RECORDS FOR THE TASK:
◆ ◆ ◆ ◆
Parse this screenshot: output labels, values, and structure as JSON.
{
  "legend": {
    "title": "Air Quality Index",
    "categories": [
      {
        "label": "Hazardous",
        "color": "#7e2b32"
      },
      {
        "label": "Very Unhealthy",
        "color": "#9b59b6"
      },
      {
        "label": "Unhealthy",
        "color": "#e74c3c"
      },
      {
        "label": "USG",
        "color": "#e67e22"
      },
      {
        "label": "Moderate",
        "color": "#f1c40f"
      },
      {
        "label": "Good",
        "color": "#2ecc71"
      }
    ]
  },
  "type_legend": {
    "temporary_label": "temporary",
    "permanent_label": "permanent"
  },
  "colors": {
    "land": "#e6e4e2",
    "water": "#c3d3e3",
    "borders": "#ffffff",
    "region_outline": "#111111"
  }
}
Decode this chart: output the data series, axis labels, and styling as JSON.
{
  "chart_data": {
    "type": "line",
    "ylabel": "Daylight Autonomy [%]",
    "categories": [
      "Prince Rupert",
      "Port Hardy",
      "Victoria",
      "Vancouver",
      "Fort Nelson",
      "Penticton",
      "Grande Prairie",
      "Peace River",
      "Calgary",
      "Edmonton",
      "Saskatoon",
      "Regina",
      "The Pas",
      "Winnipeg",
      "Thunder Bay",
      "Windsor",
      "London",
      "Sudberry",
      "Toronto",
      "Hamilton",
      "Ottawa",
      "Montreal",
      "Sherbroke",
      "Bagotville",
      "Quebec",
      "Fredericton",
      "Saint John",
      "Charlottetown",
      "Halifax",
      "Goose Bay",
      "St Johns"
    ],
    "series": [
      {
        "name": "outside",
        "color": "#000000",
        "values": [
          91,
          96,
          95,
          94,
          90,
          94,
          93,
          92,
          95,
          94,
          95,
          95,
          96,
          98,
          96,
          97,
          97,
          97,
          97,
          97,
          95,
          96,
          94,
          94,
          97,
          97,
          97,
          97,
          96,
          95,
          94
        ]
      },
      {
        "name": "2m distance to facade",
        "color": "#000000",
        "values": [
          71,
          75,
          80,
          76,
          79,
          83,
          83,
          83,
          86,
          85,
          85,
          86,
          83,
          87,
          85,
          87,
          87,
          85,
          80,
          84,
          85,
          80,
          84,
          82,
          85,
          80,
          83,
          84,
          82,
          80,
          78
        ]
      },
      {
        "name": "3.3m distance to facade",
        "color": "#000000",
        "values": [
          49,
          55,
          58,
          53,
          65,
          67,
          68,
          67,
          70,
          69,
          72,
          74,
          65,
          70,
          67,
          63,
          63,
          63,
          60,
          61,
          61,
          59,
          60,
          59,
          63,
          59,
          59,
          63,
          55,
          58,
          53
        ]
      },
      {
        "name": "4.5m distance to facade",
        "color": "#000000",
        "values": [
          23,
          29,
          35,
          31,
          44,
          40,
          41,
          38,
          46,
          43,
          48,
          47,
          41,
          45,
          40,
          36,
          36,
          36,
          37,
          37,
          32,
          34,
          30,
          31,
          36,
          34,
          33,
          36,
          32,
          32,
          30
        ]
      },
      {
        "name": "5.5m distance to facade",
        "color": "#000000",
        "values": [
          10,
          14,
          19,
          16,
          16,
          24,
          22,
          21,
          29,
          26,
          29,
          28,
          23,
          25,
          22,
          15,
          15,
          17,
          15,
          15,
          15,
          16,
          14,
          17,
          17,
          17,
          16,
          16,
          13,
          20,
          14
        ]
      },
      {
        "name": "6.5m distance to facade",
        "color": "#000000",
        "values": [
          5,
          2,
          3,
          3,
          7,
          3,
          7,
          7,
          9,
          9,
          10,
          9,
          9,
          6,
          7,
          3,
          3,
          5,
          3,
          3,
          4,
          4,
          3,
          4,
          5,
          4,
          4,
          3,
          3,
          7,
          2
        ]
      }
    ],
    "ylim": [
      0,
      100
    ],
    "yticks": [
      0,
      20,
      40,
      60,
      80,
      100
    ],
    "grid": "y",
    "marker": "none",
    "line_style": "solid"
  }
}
◆ ◆ ◆ ◆
PROBLEM STATEMENT: Repeat all of the records above exactly as they appear.

IN RESPONSE:
Parse this screenshot: output labels, values, and structure as JSON.
{
  "legend": {
    "title": "Air Quality Index",
    "categories": [
      {
        "label": "Hazardous",
        "color": "#7e2b32"
      },
      {
        "label": "Very Unhealthy",
        "color": "#9b59b6"
      },
      {
        "label": "Unhealthy",
        "color": "#e74c3c"
      },
      {
        "label": "USG",
        "color": "#e67e22"
      },
      {
        "label": "Moderate",
        "color": "#f1c40f"
      },
      {
        "label": "Good",
        "color": "#2ecc71"
      }
    ]
  },
  "type_legend": {
    "temporary_label": "temporary",
    "permanent_label": "permanent"
  },
  "colors": {
    "land": "#e6e4e2",
    "water": "#c3d3e3",
    "borders": "#ffffff",
    "region_outline": "#111111"
  }
}
Decode this chart: output the data series, axis labels, and styling as JSON.
{
  "chart_data": {
    "type": "line",
    "ylabel": "Daylight Autonomy [%]",
    "categories": [
      "Prince Rupert",
      "Port Hardy",
      "Victoria",
      "Vancouver",
      "Fort Nelson",
      "Penticton",
      "Grande Prairie",
      "Peace River",
      "Calgary",
      "Edmonton",
      "Saskatoon",
      "Regina",
      "The Pas",
      "Winnipeg",
      "Thunder Bay",
      "Windsor",
      "London",
      "Sudberry",
      "Toronto",
      "Hamilton",
      "Ottawa",
      "Montreal",
      "Sherbroke",
      "Bagotville",
      "Quebec",
      "Fredericton",
      "Saint John",
      "Charlottetown",
      "Halifax",
      "Goose Bay",
      "St Johns"
    ],
    "series": [
      {
        "name": "outside",
        "color": "#000000",
        "values": [
          91,
          96,
          95,
          94,
          90,
          94,
          93,
          92,
          95,
          94,
          95,
          95,
          96,
          98,
          96,
          97,
          97,
          97,
          97,
          97,
          95,
          96,
          94,
          94,
          97,
          97,
          97,
          97,
          96,
          95,
          94
        ]
      },
      {
        "name": "2m distance to facade",
        "color": "#000000",
        "values": [
          71,
          75,
          80,
          76,
          79,
          83,
          83,
          83,
          86,
          85,
          85,
          86,
          83,
          87,
          85,
          87,
          87,
          85,
          80,
          84,
          85,
          80,
          84,
          82,
          85,
          80,
          83,
          84,
          82,
          80,
          78
        ]
      },
      {
        "name": "3.3m distance to facade",
        "color": "#000000",
        "values": [
          49,
          55,
          58,
          53,
          65,
          67,
          68,
          67,
          70,
          69,
          72,
          74,
          65,
          70,
          67,
          63,
          63,
          63,
          60,
          61,
          61,
          59,
          60,
          59,
          63,
          59,
          59,
          63,
          55,
          58,
          53
        ]
      },
      {
        "name": "4.5m distance to facade",
        "color": "#000000",
        "values": [
          23,
          29,
          35,
          31,
          44,
          40,
          41,
          38,
          46,
          43,
          48,
          47,
          41,
          45,
          40,
          36,
          36,
          36,
          37,
          37,
          32,
          34,
          30,
          31,
          36,
          34,
          33,
          36,
          32,
          32,
          30
        ]
      },
      {
        "name": "5.5m distance to facade",
        "color": "#000000",
        "values": [
          10,
          14,
          19,
          16,
          16,
          24,
          22,
          21,
          29,
          26,
          29,
          28,
          23,
          25,
          22,
          15,
          15,
          17,
          15,
          15,
          15,
          16,
          14,
          17,
          17,
          17,
          16,
          16,
          13,
          20,
          14
        ]
      },
      {
        "name": "6.5m distance to facade",
        "color": "#000000",
        "values": [
          5,
          2,
          3,
          3,
          7,
          3,
          7,
          7,
          9,
          9,
          10,
          9,
          9,
          6,
          7,
          3,
          3,
          5,
          3,
          3,
          4,
          4,
          3,
          4,
          5,
          4,
          4,
          3,
          3,
          7,
          2
        ]
      }
    ],
    "ylim": [
      0,
      100
    ],
    "yticks": [
      0,
      20,
      40,
      60,
      80,
      100
    ],
    "grid": "y",
    "marker": "none",
    "line_style": "solid"
  }
}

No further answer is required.